--- What to do ---
Scan the records for the string "subtitle"; copy each line where it occurs.

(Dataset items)
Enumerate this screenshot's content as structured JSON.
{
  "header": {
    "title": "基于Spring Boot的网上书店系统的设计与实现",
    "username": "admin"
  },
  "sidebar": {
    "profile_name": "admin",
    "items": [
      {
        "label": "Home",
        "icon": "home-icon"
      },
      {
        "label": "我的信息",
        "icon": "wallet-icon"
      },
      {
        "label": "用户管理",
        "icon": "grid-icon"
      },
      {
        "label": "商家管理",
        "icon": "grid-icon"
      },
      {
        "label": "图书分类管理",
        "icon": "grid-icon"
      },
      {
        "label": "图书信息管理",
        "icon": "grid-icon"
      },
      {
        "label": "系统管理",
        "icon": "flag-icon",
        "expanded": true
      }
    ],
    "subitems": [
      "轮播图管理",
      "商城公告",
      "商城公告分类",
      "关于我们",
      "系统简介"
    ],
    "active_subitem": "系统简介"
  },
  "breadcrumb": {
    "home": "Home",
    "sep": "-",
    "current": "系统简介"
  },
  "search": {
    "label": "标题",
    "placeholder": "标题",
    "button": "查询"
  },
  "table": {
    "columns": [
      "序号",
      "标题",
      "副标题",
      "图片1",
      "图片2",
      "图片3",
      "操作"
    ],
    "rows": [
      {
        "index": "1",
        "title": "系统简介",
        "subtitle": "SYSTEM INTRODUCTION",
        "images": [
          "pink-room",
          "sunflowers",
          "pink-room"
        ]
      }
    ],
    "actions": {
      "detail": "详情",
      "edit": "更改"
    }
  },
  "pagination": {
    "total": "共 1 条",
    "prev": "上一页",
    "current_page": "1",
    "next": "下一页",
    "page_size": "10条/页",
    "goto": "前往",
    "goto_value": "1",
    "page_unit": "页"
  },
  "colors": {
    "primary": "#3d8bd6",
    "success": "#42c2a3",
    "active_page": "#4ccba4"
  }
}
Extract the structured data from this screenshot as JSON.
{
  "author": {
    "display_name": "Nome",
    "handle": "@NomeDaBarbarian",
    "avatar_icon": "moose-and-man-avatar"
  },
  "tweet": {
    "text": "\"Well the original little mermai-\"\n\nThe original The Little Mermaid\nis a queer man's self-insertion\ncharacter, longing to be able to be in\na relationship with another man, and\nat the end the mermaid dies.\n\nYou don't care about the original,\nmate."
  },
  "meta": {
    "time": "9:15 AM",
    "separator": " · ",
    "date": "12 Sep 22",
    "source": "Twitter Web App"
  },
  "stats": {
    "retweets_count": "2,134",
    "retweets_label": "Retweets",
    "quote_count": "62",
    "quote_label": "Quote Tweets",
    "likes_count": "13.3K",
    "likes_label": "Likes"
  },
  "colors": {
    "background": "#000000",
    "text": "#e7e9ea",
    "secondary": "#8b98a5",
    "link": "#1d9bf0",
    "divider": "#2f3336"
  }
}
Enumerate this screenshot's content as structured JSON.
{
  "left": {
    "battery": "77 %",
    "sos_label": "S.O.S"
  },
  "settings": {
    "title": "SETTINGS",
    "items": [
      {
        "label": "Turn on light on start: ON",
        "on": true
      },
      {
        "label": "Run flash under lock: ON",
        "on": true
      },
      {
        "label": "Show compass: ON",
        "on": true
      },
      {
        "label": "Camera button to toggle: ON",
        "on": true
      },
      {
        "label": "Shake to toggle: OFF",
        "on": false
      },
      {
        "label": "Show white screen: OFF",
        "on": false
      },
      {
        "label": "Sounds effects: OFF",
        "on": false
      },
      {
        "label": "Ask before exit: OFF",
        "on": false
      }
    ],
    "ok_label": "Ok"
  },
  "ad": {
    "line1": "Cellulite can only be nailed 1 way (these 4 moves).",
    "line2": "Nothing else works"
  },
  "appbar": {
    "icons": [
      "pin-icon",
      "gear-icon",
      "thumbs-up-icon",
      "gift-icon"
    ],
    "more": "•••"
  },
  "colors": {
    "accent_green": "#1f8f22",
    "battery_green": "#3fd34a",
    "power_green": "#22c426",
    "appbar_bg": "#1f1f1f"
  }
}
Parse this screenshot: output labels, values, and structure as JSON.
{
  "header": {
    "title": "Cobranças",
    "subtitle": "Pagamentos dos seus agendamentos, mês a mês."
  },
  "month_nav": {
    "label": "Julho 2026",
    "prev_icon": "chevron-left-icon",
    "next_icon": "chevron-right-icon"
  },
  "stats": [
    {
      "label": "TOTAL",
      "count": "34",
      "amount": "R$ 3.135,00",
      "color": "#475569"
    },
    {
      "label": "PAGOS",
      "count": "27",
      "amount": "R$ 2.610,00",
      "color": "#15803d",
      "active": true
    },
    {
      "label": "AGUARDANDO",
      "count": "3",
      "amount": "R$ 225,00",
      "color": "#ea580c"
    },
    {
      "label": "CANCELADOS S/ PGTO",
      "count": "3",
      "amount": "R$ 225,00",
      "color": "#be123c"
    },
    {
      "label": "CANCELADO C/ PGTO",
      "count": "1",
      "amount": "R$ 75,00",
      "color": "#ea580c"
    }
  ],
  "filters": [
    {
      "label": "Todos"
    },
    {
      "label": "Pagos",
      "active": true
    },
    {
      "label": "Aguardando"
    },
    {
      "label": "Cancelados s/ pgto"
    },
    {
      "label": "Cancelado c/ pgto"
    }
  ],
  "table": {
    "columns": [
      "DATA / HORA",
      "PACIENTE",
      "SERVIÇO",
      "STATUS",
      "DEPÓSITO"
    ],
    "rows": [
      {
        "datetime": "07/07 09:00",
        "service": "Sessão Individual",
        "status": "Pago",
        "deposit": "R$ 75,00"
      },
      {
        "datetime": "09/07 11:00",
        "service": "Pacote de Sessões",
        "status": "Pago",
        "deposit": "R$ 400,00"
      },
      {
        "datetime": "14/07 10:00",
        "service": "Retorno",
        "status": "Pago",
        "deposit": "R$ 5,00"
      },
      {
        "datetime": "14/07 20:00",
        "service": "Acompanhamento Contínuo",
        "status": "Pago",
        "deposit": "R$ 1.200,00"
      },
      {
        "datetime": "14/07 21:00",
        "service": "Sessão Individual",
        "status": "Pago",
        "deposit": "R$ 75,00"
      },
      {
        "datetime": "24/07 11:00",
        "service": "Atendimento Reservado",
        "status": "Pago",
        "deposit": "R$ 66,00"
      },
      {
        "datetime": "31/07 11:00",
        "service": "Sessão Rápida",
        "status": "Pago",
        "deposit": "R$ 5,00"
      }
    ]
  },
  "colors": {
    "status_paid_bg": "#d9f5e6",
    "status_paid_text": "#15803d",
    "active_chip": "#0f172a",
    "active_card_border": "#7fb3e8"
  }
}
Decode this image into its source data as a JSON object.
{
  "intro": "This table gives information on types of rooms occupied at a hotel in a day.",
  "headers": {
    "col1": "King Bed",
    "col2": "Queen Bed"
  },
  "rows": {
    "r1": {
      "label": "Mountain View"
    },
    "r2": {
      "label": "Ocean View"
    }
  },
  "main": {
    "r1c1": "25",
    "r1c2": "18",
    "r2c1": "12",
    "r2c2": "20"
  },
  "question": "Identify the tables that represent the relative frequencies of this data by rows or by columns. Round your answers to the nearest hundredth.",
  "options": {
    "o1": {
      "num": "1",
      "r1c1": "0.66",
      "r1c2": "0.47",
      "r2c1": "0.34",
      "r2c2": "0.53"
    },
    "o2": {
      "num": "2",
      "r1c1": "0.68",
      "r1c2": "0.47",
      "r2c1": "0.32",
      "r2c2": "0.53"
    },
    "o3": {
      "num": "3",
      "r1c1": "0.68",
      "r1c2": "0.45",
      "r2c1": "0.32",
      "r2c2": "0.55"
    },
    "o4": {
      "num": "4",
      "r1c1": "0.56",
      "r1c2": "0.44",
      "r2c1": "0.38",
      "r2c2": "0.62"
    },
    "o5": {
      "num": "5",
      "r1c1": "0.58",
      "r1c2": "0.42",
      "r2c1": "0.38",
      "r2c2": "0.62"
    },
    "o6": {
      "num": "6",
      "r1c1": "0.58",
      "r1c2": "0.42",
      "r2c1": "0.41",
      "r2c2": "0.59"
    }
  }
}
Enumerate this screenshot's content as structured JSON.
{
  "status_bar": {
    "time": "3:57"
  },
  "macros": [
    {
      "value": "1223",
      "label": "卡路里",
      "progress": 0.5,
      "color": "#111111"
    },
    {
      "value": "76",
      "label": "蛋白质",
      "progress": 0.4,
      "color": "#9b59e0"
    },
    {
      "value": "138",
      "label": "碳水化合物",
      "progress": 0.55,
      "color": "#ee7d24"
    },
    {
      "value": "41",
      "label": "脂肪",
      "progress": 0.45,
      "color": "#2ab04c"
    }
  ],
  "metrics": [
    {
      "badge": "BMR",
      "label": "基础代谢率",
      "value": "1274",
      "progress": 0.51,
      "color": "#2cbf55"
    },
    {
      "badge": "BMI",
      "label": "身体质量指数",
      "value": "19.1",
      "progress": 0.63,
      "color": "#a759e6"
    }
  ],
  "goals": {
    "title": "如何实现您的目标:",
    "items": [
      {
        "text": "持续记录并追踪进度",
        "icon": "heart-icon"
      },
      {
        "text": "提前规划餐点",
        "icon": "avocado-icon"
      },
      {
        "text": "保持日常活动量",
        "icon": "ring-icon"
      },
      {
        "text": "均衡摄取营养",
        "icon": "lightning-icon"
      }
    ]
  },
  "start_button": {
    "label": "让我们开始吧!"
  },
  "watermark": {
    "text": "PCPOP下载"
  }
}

--- Solution for this problem ---
        "subtitle": "SYSTEM INTRODUCTION",
    "subtitle": "Pagamentos dos seus agendamentos, mês a mês."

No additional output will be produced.